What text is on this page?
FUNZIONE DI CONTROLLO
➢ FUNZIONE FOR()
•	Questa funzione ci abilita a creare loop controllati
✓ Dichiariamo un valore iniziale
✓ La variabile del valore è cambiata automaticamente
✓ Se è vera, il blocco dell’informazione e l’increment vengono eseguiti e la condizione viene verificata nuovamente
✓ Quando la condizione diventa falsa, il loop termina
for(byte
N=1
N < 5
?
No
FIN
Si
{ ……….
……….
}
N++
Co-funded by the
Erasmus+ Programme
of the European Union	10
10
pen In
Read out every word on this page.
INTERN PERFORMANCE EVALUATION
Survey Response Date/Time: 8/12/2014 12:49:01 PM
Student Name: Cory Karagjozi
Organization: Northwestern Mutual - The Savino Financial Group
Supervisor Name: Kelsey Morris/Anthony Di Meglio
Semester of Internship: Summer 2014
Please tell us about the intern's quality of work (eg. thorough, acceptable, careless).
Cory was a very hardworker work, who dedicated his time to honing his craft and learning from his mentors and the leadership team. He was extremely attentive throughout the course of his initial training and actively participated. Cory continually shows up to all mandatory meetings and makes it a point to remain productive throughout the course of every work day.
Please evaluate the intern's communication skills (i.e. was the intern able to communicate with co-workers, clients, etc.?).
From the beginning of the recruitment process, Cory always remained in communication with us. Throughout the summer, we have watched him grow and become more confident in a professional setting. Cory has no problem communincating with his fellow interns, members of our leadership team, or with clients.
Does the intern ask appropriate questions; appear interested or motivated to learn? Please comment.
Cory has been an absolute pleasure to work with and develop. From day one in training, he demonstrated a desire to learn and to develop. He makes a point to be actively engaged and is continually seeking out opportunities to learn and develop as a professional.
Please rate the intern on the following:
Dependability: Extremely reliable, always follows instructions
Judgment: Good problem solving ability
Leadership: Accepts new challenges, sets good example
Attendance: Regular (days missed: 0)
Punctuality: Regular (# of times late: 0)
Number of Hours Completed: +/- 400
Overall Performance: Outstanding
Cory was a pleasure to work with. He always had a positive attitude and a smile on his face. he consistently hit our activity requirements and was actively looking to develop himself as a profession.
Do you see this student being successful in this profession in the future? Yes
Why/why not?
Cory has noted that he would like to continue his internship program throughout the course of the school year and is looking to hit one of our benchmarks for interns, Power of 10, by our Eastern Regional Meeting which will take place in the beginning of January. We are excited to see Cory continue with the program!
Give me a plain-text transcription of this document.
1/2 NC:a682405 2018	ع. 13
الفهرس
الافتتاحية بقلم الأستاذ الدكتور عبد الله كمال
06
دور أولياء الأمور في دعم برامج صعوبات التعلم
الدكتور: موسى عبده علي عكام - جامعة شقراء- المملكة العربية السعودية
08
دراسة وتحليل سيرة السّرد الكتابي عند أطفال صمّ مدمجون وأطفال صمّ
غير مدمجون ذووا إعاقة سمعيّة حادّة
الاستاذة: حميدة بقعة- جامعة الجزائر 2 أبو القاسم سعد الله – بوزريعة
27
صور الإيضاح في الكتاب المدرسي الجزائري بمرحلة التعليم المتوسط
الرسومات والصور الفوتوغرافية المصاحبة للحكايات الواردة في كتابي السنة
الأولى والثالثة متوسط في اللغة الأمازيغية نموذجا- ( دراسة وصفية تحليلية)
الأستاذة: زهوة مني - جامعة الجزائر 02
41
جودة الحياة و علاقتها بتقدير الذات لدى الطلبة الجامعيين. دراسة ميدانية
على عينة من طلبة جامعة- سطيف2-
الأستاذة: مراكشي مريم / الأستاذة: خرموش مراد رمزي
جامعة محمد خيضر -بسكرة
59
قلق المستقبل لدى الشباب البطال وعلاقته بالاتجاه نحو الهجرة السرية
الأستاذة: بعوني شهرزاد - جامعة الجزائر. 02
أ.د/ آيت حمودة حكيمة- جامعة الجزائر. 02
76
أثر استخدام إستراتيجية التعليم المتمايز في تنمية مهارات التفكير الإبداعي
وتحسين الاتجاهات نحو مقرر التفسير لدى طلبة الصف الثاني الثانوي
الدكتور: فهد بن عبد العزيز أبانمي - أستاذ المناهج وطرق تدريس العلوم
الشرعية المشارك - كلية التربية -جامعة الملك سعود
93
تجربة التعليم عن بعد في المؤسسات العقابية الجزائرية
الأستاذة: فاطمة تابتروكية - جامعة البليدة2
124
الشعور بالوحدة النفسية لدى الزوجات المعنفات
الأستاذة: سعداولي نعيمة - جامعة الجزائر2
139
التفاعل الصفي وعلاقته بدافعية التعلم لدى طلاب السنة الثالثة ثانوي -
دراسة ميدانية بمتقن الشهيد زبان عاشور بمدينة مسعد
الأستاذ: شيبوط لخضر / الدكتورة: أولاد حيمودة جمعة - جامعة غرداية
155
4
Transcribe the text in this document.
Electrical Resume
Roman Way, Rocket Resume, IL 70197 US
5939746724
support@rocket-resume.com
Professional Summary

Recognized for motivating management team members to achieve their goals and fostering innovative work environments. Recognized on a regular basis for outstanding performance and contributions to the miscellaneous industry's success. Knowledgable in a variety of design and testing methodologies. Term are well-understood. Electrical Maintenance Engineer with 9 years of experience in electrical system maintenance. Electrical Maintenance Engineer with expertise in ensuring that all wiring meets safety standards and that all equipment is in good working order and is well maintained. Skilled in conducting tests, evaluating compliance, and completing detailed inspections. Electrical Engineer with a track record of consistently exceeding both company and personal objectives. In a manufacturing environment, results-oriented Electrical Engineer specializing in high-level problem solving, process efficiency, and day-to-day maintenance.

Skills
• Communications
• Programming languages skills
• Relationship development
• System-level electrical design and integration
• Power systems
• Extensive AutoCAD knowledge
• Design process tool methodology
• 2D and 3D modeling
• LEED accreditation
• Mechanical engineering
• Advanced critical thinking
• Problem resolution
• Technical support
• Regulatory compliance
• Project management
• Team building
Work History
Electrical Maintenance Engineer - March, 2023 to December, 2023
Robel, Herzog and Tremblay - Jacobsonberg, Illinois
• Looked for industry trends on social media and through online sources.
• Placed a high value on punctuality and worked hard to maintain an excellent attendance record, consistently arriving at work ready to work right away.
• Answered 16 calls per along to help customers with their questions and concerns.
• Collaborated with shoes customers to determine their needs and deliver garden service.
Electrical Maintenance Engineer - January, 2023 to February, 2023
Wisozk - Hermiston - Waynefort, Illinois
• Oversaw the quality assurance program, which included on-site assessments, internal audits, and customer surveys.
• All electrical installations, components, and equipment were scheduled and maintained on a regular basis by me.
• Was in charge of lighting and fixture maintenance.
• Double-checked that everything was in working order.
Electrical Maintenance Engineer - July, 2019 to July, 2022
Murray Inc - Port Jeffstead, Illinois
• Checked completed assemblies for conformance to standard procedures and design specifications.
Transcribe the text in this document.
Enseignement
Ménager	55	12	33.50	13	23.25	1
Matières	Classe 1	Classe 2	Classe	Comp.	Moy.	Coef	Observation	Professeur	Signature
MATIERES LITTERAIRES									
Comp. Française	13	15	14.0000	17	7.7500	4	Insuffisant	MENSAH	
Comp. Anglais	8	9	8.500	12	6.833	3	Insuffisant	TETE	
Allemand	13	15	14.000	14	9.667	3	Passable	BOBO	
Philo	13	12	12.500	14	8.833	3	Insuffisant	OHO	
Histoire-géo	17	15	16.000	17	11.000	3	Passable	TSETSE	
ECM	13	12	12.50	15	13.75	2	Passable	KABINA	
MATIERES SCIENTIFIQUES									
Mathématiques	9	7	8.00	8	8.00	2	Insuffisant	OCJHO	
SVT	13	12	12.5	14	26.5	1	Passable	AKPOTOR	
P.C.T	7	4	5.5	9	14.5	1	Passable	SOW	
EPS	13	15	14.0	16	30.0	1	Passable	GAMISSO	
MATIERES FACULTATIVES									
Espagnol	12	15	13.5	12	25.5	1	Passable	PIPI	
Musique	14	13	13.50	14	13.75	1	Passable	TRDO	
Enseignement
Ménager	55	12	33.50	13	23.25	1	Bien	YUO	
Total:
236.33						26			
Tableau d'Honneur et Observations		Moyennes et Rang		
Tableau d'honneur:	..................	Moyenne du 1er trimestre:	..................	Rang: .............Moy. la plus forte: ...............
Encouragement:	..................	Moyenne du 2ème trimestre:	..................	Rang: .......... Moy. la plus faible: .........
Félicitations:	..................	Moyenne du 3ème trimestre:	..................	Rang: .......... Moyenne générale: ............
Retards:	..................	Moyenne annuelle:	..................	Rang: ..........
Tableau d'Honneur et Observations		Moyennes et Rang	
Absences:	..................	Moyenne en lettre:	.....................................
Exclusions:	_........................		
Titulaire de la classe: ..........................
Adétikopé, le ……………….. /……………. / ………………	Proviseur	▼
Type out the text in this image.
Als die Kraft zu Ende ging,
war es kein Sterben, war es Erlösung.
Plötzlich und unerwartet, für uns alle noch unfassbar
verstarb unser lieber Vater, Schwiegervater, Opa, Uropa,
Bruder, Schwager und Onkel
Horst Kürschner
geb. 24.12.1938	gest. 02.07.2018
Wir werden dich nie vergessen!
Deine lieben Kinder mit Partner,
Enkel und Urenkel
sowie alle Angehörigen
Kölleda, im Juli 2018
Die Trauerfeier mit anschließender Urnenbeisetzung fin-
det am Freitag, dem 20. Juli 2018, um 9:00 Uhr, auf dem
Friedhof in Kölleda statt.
============
**AIM OF THE TASK:** Pull out every line in the data above that has the word "Observations".

**IN RESPONSE:**
Tableau d'Honneur et Observations		Moyennes et Rang		
Tableau d'Honneur et Observations		Moyennes et Rang	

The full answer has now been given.